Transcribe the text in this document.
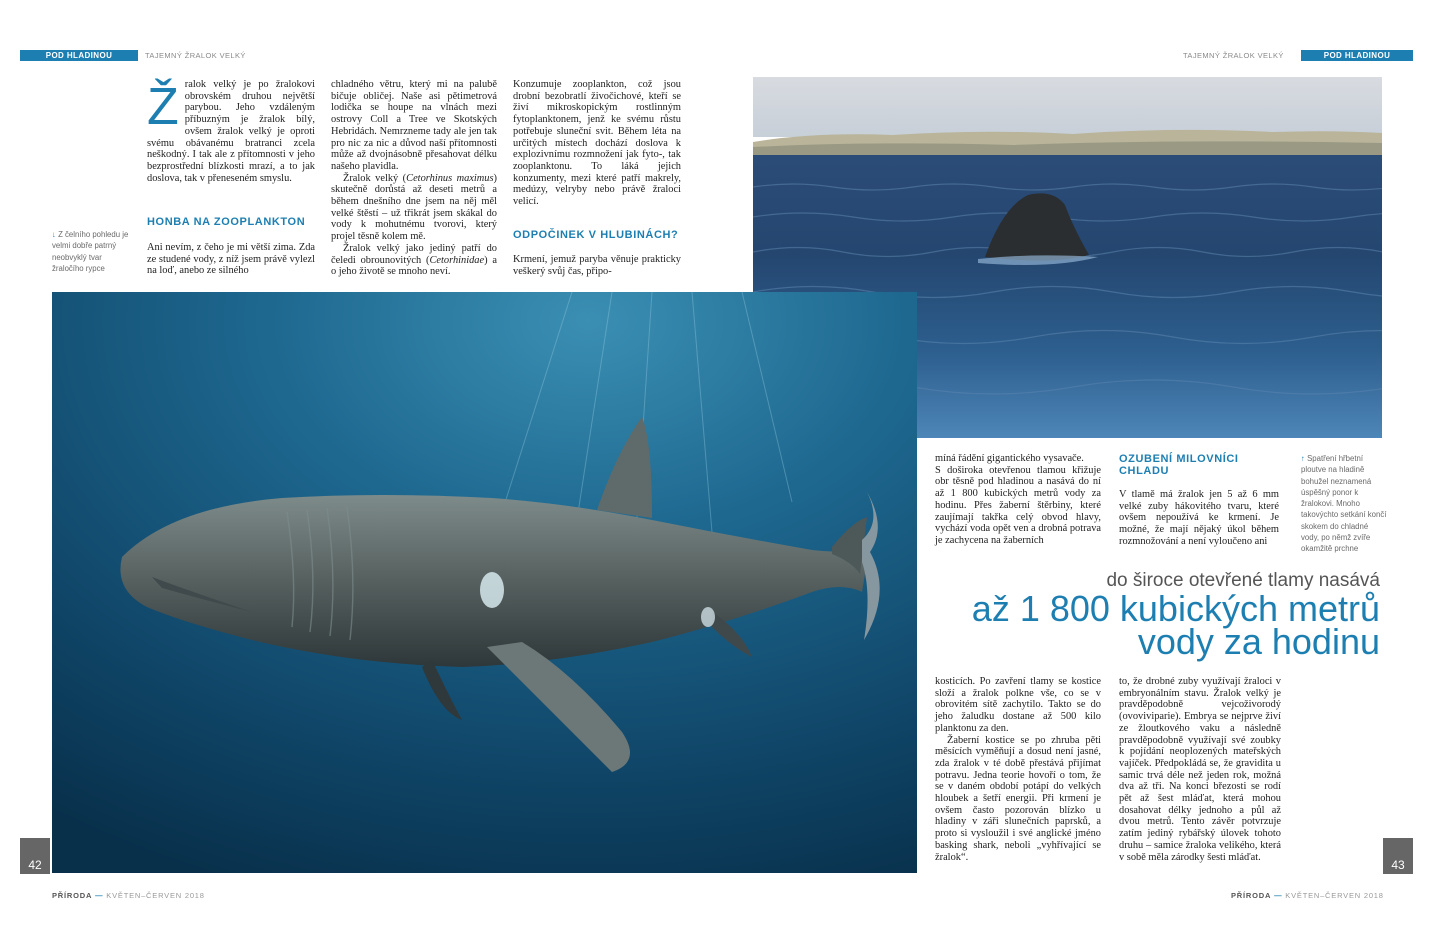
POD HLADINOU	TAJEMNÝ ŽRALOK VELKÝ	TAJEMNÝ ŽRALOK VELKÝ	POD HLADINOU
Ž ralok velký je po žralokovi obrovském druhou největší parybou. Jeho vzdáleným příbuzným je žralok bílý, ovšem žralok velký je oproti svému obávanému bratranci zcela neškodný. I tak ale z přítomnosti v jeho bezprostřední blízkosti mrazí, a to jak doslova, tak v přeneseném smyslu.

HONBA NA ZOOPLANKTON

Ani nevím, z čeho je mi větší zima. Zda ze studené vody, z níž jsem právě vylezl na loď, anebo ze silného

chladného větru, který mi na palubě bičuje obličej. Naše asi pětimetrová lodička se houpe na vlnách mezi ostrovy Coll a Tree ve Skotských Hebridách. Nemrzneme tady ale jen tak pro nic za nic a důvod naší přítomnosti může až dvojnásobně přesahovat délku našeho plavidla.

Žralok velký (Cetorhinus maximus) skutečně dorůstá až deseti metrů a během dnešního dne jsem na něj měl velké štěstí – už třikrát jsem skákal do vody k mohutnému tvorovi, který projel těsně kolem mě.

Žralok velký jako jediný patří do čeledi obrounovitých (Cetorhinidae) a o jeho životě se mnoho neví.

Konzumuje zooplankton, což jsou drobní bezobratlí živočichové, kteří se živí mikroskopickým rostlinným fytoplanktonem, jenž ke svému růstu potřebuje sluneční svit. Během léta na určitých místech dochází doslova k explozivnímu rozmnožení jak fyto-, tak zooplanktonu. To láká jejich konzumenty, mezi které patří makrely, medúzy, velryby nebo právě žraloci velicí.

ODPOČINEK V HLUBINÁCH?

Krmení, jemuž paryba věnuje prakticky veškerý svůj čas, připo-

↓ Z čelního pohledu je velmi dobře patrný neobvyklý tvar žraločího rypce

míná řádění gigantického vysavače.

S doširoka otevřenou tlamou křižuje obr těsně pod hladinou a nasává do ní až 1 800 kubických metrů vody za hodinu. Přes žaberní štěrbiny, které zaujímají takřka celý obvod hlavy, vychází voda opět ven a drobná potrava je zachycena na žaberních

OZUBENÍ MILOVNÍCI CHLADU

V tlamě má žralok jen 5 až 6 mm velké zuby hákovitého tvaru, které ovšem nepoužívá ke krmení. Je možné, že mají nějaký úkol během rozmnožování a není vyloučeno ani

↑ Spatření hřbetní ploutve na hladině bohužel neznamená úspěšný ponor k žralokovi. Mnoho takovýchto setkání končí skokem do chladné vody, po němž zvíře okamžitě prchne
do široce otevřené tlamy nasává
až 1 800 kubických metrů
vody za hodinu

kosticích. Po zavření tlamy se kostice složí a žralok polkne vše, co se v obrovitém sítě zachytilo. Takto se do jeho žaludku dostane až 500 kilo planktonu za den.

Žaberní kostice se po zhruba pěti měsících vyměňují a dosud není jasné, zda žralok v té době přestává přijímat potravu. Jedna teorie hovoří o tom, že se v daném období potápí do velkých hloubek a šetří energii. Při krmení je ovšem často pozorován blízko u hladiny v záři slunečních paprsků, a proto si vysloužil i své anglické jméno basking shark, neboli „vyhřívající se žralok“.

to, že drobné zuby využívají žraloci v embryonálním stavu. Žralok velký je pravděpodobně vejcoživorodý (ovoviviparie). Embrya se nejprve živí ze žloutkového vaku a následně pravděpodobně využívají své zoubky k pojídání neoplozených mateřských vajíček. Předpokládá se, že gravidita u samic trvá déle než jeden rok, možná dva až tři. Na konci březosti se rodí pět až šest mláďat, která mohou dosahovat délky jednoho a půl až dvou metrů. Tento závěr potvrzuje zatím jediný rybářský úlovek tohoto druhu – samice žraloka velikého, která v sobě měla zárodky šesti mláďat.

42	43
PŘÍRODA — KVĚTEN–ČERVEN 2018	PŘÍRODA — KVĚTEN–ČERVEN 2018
——————————
## WHAT IS EXPECTED
Every line holding "nasává" should be copied out.

## ANSWER TO THIS TASK
S doširoka otevřenou tlamou křižuje obr těsně pod hladinou a nasává do ní až 1 800 kubických metrů vody za hodinu. Přes žaberní štěrbiny, které zaujímají takřka celý obvod hlavy, vychází voda opět ven a drobná potrava je zachycena na žaberních
do široce otevřené tlamy nasává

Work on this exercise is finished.